_STATED GOAL_. Copy out all of the data exactly as it appears.

_DATA ENTRIES_.
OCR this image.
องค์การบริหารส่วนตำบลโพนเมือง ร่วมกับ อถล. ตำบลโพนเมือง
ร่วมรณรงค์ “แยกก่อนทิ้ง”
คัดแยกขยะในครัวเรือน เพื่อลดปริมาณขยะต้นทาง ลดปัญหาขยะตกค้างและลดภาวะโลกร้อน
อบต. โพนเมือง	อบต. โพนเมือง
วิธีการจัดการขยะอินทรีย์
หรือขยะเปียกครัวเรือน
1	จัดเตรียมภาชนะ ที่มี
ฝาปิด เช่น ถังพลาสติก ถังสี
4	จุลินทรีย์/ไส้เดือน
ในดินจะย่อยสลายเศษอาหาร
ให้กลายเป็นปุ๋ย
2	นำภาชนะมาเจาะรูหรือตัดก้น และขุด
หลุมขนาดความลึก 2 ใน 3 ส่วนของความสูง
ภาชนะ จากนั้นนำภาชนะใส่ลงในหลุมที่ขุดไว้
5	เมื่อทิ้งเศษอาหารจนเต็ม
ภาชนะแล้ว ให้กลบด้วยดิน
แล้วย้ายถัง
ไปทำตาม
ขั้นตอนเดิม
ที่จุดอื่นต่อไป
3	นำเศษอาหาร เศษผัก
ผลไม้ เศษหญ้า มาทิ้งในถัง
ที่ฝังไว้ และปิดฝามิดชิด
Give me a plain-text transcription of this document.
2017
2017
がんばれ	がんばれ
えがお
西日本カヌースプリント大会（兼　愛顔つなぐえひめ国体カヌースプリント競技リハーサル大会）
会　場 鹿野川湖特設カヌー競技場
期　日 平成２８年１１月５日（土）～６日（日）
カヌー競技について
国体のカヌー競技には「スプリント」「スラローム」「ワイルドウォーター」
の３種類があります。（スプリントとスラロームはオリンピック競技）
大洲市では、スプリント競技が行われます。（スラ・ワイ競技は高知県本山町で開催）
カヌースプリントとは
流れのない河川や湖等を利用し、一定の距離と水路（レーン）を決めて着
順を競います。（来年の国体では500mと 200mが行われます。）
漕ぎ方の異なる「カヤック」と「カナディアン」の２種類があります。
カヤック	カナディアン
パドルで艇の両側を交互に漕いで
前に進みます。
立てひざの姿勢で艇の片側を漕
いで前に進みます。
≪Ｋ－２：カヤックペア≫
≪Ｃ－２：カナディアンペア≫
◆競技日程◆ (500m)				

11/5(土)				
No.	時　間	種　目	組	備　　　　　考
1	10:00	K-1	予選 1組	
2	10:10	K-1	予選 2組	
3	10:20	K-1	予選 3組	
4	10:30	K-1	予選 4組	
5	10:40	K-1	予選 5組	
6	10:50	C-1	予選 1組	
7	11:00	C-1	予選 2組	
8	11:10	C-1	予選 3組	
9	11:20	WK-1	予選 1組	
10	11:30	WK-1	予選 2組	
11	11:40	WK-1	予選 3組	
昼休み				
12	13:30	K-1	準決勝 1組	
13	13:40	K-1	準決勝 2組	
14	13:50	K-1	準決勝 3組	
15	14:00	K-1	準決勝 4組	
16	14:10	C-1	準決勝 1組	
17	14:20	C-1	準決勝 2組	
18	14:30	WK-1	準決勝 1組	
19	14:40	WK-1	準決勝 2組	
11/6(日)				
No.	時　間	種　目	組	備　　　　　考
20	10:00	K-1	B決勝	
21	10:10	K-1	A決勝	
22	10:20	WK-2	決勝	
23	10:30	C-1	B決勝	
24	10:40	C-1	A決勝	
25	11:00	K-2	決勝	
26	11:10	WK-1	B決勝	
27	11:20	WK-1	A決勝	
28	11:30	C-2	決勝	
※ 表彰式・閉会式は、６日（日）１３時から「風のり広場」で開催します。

_TASK OUTPUT_.
OCR this image.
องค์การบริหารส่วนตำบลโพนเมือง ร่วมกับ อถล. ตำบลโพนเมือง
ร่วมรณรงค์ “แยกก่อนทิ้ง”
คัดแยกขยะในครัวเรือน เพื่อลดปริมาณขยะต้นทาง ลดปัญหาขยะตกค้างและลดภาวะโลกร้อน
อบต. โพนเมือง	อบต. โพนเมือง
วิธีการจัดการขยะอินทรีย์
หรือขยะเปียกครัวเรือน
1	จัดเตรียมภาชนะ ที่มี
ฝาปิด เช่น ถังพลาสติก ถังสี
4	จุลินทรีย์/ไส้เดือน
ในดินจะย่อยสลายเศษอาหาร
ให้กลายเป็นปุ๋ย
2	นำภาชนะมาเจาะรูหรือตัดก้น และขุด
หลุมขนาดความลึก 2 ใน 3 ส่วนของความสูง
ภาชนะ จากนั้นนำภาชนะใส่ลงในหลุมที่ขุดไว้
5	เมื่อทิ้งเศษอาหารจนเต็ม
ภาชนะแล้ว ให้กลบด้วยดิน
แล้วย้ายถัง
ไปทำตาม
ขั้นตอนเดิม
ที่จุดอื่นต่อไป
3	นำเศษอาหาร เศษผัก
ผลไม้ เศษหญ้า มาทิ้งในถัง
ที่ฝังไว้ และปิดฝามิดชิด
Give me a plain-text transcription of this document.
2017
2017
がんばれ	がんばれ
えがお
西日本カヌースプリント大会（兼　愛顔つなぐえひめ国体カヌースプリント競技リハーサル大会）
会　場 鹿野川湖特設カヌー競技場
期　日 平成２８年１１月５日（土）～６日（日）
カヌー競技について
国体のカヌー競技には「スプリント」「スラローム」「ワイルドウォーター」
の３種類があります。（スプリントとスラロームはオリンピック競技）
大洲市では、スプリント競技が行われます。（スラ・ワイ競技は高知県本山町で開催）
カヌースプリントとは
流れのない河川や湖等を利用し、一定の距離と水路（レーン）を決めて着
順を競います。（来年の国体では500mと 200mが行われます。）
漕ぎ方の異なる「カヤック」と「カナディアン」の２種類があります。
カヤック	カナディアン
パドルで艇の両側を交互に漕いで
前に進みます。
立てひざの姿勢で艇の片側を漕
いで前に進みます。
≪Ｋ－２：カヤックペア≫
≪Ｃ－２：カナディアンペア≫
◆競技日程◆ (500m)				

11/5(土)				
No.	時　間	種　目	組	備　　　　　考
1	10:00	K-1	予選 1組	
2	10:10	K-1	予選 2組	
3	10:20	K-1	予選 3組	
4	10:30	K-1	予選 4組	
5	10:40	K-1	予選 5組	
6	10:50	C-1	予選 1組	
7	11:00	C-1	予選 2組	
8	11:10	C-1	予選 3組	
9	11:20	WK-1	予選 1組	
10	11:30	WK-1	予選 2組	
11	11:40	WK-1	予選 3組	
昼休み				
12	13:30	K-1	準決勝 1組	
13	13:40	K-1	準決勝 2組	
14	13:50	K-1	準決勝 3組	
15	14:00	K-1	準決勝 4組	
16	14:10	C-1	準決勝 1組	
17	14:20	C-1	準決勝 2組	
18	14:30	WK-1	準決勝 1組	
19	14:40	WK-1	準決勝 2組	
11/6(日)				
No.	時　間	種　目	組	備　　　　　考
20	10:00	K-1	B決勝	
21	10:10	K-1	A決勝	
22	10:20	WK-2	決勝	
23	10:30	C-1	B決勝	
24	10:40	C-1	A決勝	
25	11:00	K-2	決勝	
26	11:10	WK-1	B決勝	
27	11:20	WK-1	A決勝	
28	11:30	C-2	決勝	
※ 表彰式・閉会式は、６日（日）１３時から「風のり広場」で開催します。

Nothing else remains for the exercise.